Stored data
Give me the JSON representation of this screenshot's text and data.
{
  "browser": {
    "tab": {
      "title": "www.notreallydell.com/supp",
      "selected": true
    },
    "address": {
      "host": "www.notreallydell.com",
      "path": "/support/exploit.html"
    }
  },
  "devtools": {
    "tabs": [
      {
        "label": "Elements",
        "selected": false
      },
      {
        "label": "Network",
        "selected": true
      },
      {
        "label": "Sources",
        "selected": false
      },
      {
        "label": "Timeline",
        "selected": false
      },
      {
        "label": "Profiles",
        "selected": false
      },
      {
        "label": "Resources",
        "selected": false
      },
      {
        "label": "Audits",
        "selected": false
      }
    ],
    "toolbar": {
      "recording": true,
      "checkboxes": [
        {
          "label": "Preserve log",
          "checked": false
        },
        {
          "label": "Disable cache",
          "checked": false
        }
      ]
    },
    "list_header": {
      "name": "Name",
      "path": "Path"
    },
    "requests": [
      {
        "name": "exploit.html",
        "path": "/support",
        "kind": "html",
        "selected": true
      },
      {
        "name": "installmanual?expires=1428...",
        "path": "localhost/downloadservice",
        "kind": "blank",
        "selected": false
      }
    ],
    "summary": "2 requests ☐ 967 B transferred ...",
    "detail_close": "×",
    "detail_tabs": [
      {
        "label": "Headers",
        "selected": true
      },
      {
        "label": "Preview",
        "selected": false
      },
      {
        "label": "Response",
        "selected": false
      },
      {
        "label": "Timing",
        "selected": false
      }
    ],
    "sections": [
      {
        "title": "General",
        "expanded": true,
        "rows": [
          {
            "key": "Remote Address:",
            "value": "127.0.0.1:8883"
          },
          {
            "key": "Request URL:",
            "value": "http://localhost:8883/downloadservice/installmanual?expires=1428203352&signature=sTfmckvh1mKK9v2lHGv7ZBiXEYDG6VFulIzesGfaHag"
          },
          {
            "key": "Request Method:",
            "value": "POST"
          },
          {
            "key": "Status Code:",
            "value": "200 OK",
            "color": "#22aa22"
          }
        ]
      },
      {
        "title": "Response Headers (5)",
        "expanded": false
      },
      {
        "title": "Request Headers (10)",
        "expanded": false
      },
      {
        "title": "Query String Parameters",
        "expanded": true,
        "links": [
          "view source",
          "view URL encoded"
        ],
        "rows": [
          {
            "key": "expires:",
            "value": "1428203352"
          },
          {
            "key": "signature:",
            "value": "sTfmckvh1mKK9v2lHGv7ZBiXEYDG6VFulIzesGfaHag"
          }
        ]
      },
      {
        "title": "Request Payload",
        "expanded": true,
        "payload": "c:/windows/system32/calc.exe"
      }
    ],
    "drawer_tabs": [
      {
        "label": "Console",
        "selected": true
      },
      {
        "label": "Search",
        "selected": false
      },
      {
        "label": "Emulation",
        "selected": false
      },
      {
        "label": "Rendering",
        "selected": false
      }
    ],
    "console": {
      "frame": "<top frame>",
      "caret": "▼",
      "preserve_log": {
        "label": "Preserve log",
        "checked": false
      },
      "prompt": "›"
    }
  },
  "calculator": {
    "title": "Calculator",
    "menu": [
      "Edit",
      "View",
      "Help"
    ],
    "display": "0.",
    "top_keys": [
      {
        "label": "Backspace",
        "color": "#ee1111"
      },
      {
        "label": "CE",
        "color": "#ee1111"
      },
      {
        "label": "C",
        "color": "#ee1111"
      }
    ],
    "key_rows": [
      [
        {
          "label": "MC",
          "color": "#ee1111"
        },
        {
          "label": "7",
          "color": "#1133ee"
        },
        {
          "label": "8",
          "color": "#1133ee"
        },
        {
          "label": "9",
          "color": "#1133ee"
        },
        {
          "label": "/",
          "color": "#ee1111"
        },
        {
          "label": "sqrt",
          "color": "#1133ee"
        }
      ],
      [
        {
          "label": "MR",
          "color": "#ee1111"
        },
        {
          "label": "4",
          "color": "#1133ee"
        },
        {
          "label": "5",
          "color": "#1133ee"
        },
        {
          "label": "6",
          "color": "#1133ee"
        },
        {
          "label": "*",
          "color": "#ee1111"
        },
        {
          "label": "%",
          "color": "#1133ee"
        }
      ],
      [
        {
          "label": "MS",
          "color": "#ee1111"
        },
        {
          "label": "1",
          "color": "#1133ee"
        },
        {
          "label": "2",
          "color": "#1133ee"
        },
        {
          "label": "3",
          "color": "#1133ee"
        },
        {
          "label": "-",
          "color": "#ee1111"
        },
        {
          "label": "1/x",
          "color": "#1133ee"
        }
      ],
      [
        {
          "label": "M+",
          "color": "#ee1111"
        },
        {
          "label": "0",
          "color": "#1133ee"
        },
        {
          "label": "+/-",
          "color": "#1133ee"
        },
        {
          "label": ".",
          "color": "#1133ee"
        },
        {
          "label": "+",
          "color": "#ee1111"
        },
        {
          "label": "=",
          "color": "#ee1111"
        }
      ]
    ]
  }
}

* **TASK REQUIREMENTS**
Retype the records that precede this task, keeping them exactly the same.

* **OUTPUT FOR THIS TASK**
Give me the JSON representation of this screenshot's text and data.
{
  "browser": {
    "tab": {
      "title": "www.notreallydell.com/supp",
      "selected": true
    },
    "address": {
      "host": "www.notreallydell.com",
      "path": "/support/exploit.html"
    }
  },
  "devtools": {
    "tabs": [
      {
        "label": "Elements",
        "selected": false
      },
      {
        "label": "Network",
        "selected": true
      },
      {
        "label": "Sources",
        "selected": false
      },
      {
        "label": "Timeline",
        "selected": false
      },
      {
        "label": "Profiles",
        "selected": false
      },
      {
        "label": "Resources",
        "selected": false
      },
      {
        "label": "Audits",
        "selected": false
      }
    ],
    "toolbar": {
      "recording": true,
      "checkboxes": [
        {
          "label": "Preserve log",
          "checked": false
        },
        {
          "label": "Disable cache",
          "checked": false
        }
      ]
    },
    "list_header": {
      "name": "Name",
      "path": "Path"
    },
    "requests": [
      {
        "name": "exploit.html",
        "path": "/support",
        "kind": "html",
        "selected": true
      },
      {
        "name": "installmanual?expires=1428...",
        "path": "localhost/downloadservice",
        "kind": "blank",
        "selected": false
      }
    ],
    "summary": "2 requests ☐ 967 B transferred ...",
    "detail_close": "×",
    "detail_tabs": [
      {
        "label": "Headers",
        "selected": true
      },
      {
        "label": "Preview",
        "selected": false
      },
      {
        "label": "Response",
        "selected": false
      },
      {
        "label": "Timing",
        "selected": false
      }
    ],
    "sections": [
      {
        "title": "General",
        "expanded": true,
        "rows": [
          {
            "key": "Remote Address:",
            "value": "127.0.0.1:8883"
          },
          {
            "key": "Request URL:",
            "value": "http://localhost:8883/downloadservice/installmanual?expires=1428203352&signature=sTfmckvh1mKK9v2lHGv7ZBiXEYDG6VFulIzesGfaHag"
          },
          {
            "key": "Request Method:",
            "value": "POST"
          },
          {
            "key": "Status Code:",
            "value": "200 OK",
            "color": "#22aa22"
          }
        ]
      },
      {
        "title": "Response Headers (5)",
        "expanded": false
      },
      {
        "title": "Request Headers (10)",
        "expanded": false
      },
      {
        "title": "Query String Parameters",
        "expanded": true,
        "links": [
          "view source",
          "view URL encoded"
        ],
        "rows": [
          {
            "key": "expires:",
            "value": "1428203352"
          },
          {
            "key": "signature:",
            "value": "sTfmckvh1mKK9v2lHGv7ZBiXEYDG6VFulIzesGfaHag"
          }
        ]
      },
      {
        "title": "Request Payload",
        "expanded": true,
        "payload": "c:/windows/system32/calc.exe"
      }
    ],
    "drawer_tabs": [
      {
        "label": "Console",
        "selected": true
      },
      {
        "label": "Search",
        "selected": false
      },
      {
        "label": "Emulation",
        "selected": false
      },
      {
        "label": "Rendering",
        "selected": false
      }
    ],
    "console": {
      "frame": "<top frame>",
      "caret": "▼",
      "preserve_log": {
        "label": "Preserve log",
        "checked": false
      },
      "prompt": "›"
    }
  },
  "calculator": {
    "title": "Calculator",
    "menu": [
      "Edit",
      "View",
      "Help"
    ],
    "display": "0.",
    "top_keys": [
      {
        "label": "Backspace",
        "color": "#ee1111"
      },
      {
        "label": "CE",
        "color": "#ee1111"
      },
      {
        "label": "C",
        "color": "#ee1111"
      }
    ],
    "key_rows": [
      [
        {
          "label": "MC",
          "color": "#ee1111"
        },
        {
          "label": "7",
          "color": "#1133ee"
        },
        {
          "label": "8",
          "color": "#1133ee"
        },
        {
          "label": "9",
          "color": "#1133ee"
        },
        {
          "label": "/",
          "color": "#ee1111"
        },
        {
          "label": "sqrt",
          "color": "#1133ee"
        }
      ],
      [
        {
          "label": "MR",
          "color": "#ee1111"
        },
        {
          "label": "4",
          "color": "#1133ee"
        },
        {
          "label": "5",
          "color": "#1133ee"
        },
        {
          "label": "6",
          "color": "#1133ee"
        },
        {
          "label": "*",
          "color": "#ee1111"
        },
        {
          "label": "%",
          "color": "#1133ee"
        }
      ],
      [
        {
          "label": "MS",
          "color": "#ee1111"
        },
        {
          "label": "1",
          "color": "#1133ee"
        },
        {
          "label": "2",
          "color": "#1133ee"
        },
        {
          "label": "3",
          "color": "#1133ee"
        },
        {
          "label": "-",
          "color": "#ee1111"
        },
        {
          "label": "1/x",
          "color": "#1133ee"
        }
      ],
      [
        {
          "label": "M+",
          "color": "#ee1111"
        },
        {
          "label": "0",
          "color": "#1133ee"
        },
        {
          "label": "+/-",
          "color": "#1133ee"
        },
        {
          "label": ".",
          "color": "#1133ee"
        },
        {
          "label": "+",
          "color": "#ee1111"
        },
        {
          "label": "=",
          "color": "#ee1111"
        }
      ]
    ]
  }
}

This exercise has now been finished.